→ Exercise
Each line that follows is to be retyped exactly.
# Dataset excerpts start
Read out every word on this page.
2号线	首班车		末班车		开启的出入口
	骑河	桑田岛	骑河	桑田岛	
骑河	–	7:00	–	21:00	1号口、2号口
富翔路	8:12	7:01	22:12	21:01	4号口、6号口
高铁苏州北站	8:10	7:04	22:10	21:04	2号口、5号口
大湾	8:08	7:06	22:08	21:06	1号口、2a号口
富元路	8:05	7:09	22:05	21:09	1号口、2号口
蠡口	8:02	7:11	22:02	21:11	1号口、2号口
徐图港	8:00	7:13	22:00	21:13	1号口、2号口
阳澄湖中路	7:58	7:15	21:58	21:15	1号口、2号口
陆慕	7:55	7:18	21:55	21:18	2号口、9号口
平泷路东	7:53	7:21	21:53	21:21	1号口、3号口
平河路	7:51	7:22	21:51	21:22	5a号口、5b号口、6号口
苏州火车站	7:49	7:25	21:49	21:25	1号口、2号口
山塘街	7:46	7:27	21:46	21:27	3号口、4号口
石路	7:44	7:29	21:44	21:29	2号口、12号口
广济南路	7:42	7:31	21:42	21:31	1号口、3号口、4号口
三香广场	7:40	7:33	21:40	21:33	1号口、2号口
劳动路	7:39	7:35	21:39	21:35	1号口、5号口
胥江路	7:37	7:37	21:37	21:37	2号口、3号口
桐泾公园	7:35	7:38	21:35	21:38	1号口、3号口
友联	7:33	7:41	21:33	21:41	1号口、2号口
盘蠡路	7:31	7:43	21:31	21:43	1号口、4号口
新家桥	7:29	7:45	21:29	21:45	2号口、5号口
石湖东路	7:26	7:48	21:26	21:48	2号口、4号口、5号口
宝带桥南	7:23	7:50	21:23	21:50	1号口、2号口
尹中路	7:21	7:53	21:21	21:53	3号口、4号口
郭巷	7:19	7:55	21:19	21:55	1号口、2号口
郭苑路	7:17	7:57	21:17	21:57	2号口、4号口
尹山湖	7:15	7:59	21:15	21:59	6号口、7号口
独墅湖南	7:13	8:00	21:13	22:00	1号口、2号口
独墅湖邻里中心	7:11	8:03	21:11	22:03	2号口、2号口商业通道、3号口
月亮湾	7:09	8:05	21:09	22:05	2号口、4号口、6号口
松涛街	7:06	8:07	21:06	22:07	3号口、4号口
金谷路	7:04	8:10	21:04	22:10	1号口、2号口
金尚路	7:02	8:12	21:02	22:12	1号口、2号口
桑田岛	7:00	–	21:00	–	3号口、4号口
# Dataset excerpts end
→ Worked solution
Read out every word on this page.
2号线	首班车		末班车		开启的出入口
	骑河	桑田岛	骑河	桑田岛	
骑河	–	7:00	–	21:00	1号口、2号口
富翔路	8:12	7:01	22:12	21:01	4号口、6号口
高铁苏州北站	8:10	7:04	22:10	21:04	2号口、5号口
大湾	8:08	7:06	22:08	21:06	1号口、2a号口
富元路	8:05	7:09	22:05	21:09	1号口、2号口
蠡口	8:02	7:11	22:02	21:11	1号口、2号口
徐图港	8:00	7:13	22:00	21:13	1号口、2号口
阳澄湖中路	7:58	7:15	21:58	21:15	1号口、2号口
陆慕	7:55	7:18	21:55	21:18	2号口、9号口
平泷路东	7:53	7:21	21:53	21:21	1号口、3号口
平河路	7:51	7:22	21:51	21:22	5a号口、5b号口、6号口
苏州火车站	7:49	7:25	21:49	21:25	1号口、2号口
山塘街	7:46	7:27	21:46	21:27	3号口、4号口
石路	7:44	7:29	21:44	21:29	2号口、12号口
广济南路	7:42	7:31	21:42	21:31	1号口、3号口、4号口
三香广场	7:40	7:33	21:40	21:33	1号口、2号口
劳动路	7:39	7:35	21:39	21:35	1号口、5号口
胥江路	7:37	7:37	21:37	21:37	2号口、3号口
桐泾公园	7:35	7:38	21:35	21:38	1号口、3号口
友联	7:33	7:41	21:33	21:41	1号口、2号口
盘蠡路	7:31	7:43	21:31	21:43	1号口、4号口
新家桥	7:29	7:45	21:29	21:45	2号口、5号口
石湖东路	7:26	7:48	21:26	21:48	2号口、4号口、5号口
宝带桥南	7:23	7:50	21:23	21:50	1号口、2号口
尹中路	7:21	7:53	21:21	21:53	3号口、4号口
郭巷	7:19	7:55	21:19	21:55	1号口、2号口
郭苑路	7:17	7:57	21:17	21:57	2号口、4号口
尹山湖	7:15	7:59	21:15	21:59	6号口、7号口
独墅湖南	7:13	8:00	21:13	22:00	1号口、2号口
独墅湖邻里中心	7:11	8:03	21:11	22:03	2号口、2号口商业通道、3号口
月亮湾	7:09	8:05	21:09	22:05	2号口、4号口、6号口
松涛街	7:06	8:07	21:06	22:07	3号口、4号口
金谷路	7:04	8:10	21:04	22:10	1号口、2号口
金尚路	7:02	8:12	21:02	22:12	1号口、2号口
桑田岛	7:00	–	21:00	–	3号口、4号口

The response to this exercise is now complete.